• _What you have to do_: Provide an exact transcription of all the records.
>>>
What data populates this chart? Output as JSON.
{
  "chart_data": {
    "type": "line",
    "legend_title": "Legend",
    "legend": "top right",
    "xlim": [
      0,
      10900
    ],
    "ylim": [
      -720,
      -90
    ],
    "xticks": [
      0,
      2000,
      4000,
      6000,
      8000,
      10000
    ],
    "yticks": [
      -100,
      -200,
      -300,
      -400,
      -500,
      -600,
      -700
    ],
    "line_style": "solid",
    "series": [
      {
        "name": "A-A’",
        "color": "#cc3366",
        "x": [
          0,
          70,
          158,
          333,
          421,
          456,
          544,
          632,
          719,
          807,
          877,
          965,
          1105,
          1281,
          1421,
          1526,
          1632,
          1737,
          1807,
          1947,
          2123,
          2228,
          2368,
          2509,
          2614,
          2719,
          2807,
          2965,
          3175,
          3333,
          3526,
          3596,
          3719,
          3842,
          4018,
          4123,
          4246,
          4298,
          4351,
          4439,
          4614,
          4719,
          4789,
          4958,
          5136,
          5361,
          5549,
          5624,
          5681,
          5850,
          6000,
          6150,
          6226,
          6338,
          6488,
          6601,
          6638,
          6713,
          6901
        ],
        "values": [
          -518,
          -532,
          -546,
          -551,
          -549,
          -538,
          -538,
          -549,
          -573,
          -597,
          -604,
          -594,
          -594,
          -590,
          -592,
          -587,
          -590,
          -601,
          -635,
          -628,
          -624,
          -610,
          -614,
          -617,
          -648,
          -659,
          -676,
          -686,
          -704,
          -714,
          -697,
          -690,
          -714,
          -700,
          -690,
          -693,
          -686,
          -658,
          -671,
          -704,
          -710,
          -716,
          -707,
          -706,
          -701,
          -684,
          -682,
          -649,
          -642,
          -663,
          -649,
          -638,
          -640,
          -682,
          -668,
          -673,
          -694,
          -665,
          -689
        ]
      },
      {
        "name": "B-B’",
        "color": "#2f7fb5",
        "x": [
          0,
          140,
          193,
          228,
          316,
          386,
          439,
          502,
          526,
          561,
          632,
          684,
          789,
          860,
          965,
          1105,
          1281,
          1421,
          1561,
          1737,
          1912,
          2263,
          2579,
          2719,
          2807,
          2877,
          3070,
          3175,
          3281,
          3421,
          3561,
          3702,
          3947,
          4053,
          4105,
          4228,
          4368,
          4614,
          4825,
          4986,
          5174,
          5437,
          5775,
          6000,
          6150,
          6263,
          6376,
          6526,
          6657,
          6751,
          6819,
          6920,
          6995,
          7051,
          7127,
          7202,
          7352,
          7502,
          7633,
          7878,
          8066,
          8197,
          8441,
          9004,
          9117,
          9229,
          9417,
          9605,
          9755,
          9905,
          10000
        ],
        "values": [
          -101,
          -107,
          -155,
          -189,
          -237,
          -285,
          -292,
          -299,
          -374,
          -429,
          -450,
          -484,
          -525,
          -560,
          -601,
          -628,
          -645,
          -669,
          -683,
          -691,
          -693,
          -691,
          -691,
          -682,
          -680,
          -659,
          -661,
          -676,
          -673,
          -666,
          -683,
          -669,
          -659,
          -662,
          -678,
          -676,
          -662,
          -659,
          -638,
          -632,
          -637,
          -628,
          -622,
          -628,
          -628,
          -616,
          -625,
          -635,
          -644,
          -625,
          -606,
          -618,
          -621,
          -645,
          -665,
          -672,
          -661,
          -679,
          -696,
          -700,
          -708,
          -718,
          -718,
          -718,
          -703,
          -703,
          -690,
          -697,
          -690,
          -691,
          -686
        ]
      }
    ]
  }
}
<<<
• _Response to this task_:
What data populates this chart? Output as JSON.
{
  "chart_data": {
    "type": "line",
    "legend_title": "Legend",
    "legend": "top right",
    "xlim": [
      0,
      10900
    ],
    "ylim": [
      -720,
      -90
    ],
    "xticks": [
      0,
      2000,
      4000,
      6000,
      8000,
      10000
    ],
    "yticks": [
      -100,
      -200,
      -300,
      -400,
      -500,
      -600,
      -700
    ],
    "line_style": "solid",
    "series": [
      {
        "name": "A-A’",
        "color": "#cc3366",
        "x": [
          0,
          70,
          158,
          333,
          421,
          456,
          544,
          632,
          719,
          807,
          877,
          965,
          1105,
          1281,
          1421,
          1526,
          1632,
          1737,
          1807,
          1947,
          2123,
          2228,
          2368,
          2509,
          2614,
          2719,
          2807,
          2965,
          3175,
          3333,
          3526,
          3596,
          3719,
          3842,
          4018,
          4123,
          4246,
          4298,
          4351,
          4439,
          4614,
          4719,
          4789,
          4958,
          5136,
          5361,
          5549,
          5624,
          5681,
          5850,
          6000,
          6150,
          6226,
          6338,
          6488,
          6601,
          6638,
          6713,
          6901
        ],
        "values": [
          -518,
          -532,
          -546,
          -551,
          -549,
          -538,
          -538,
          -549,
          -573,
          -597,
          -604,
          -594,
          -594,
          -590,
          -592,
          -587,
          -590,
          -601,
          -635,
          -628,
          -624,
          -610,
          -614,
          -617,
          -648,
          -659,
          -676,
          -686,
          -704,
          -714,
          -697,
          -690,
          -714,
          -700,
          -690,
          -693,
          -686,
          -658,
          -671,
          -704,
          -710,
          -716,
          -707,
          -706,
          -701,
          -684,
          -682,
          -649,
          -642,
          -663,
          -649,
          -638,
          -640,
          -682,
          -668,
          -673,
          -694,
          -665,
          -689
        ]
      },
      {
        "name": "B-B’",
        "color": "#2f7fb5",
        "x": [
          0,
          140,
          193,
          228,
          316,
          386,
          439,
          502,
          526,
          561,
          632,
          684,
          789,
          860,
          965,
          1105,
          1281,
          1421,
          1561,
          1737,
          1912,
          2263,
          2579,
          2719,
          2807,
          2877,
          3070,
          3175,
          3281,
          3421,
          3561,
          3702,
          3947,
          4053,
          4105,
          4228,
          4368,
          4614,
          4825,
          4986,
          5174,
          5437,
          5775,
          6000,
          6150,
          6263,
          6376,
          6526,
          6657,
          6751,
          6819,
          6920,
          6995,
          7051,
          7127,
          7202,
          7352,
          7502,
          7633,
          7878,
          8066,
          8197,
          8441,
          9004,
          9117,
          9229,
          9417,
          9605,
          9755,
          9905,
          10000
        ],
        "values": [
          -101,
          -107,
          -155,
          -189,
          -237,
          -285,
          -292,
          -299,
          -374,
          -429,
          -450,
          -484,
          -525,
          -560,
          -601,
          -628,
          -645,
          -669,
          -683,
          -691,
          -693,
          -691,
          -691,
          -682,
          -680,
          -659,
          -661,
          -676,
          -673,
          -666,
          -683,
          -669,
          -659,
          -662,
          -678,
          -676,
          -662,
          -659,
          -638,
          -632,
          -637,
          -628,
          -622,
          -628,
          -628,
          -616,
          -625,
          -635,
          -644,
          -625,
          -606,
          -618,
          -621,
          -645,
          -665,
          -672,
          -661,
          -679,
          -696,
          -700,
          -708,
          -718,
          -718,
          -718,
          -703,
          -703,
          -690,
          -697,
          -690,
          -691,
          -686
        ]
      }
    ]
  }
}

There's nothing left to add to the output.